*RAW DATA*:
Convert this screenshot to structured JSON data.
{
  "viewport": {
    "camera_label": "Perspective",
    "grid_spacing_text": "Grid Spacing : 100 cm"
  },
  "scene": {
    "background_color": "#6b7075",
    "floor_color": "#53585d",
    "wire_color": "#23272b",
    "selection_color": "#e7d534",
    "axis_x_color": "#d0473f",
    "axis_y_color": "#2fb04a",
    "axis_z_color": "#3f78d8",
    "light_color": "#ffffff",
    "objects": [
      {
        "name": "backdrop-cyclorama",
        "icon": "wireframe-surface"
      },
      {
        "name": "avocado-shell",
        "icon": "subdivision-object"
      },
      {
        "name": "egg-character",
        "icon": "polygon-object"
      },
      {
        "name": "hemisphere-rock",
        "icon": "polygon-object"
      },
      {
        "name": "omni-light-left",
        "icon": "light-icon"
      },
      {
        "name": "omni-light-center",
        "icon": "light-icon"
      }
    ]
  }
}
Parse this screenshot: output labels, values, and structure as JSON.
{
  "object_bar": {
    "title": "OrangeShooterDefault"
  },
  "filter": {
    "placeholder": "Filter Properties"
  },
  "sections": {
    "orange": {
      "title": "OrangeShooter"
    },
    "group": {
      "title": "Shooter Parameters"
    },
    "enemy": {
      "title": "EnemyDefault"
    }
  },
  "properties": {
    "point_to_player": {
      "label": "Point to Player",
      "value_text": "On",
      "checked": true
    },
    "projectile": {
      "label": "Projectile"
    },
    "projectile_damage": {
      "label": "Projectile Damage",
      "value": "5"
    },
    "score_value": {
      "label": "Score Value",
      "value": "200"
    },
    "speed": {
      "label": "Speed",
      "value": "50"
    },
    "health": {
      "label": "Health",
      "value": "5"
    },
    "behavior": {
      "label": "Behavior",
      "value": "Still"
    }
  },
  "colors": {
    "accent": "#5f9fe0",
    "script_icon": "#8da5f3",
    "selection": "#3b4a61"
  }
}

*AIM*:
Display every line of the listing that contains the string "screenshot".

*WRITTEN ANSWER*:
Convert this screenshot to structured JSON data.
Parse this screenshot: output labels, values, and structure as JSON.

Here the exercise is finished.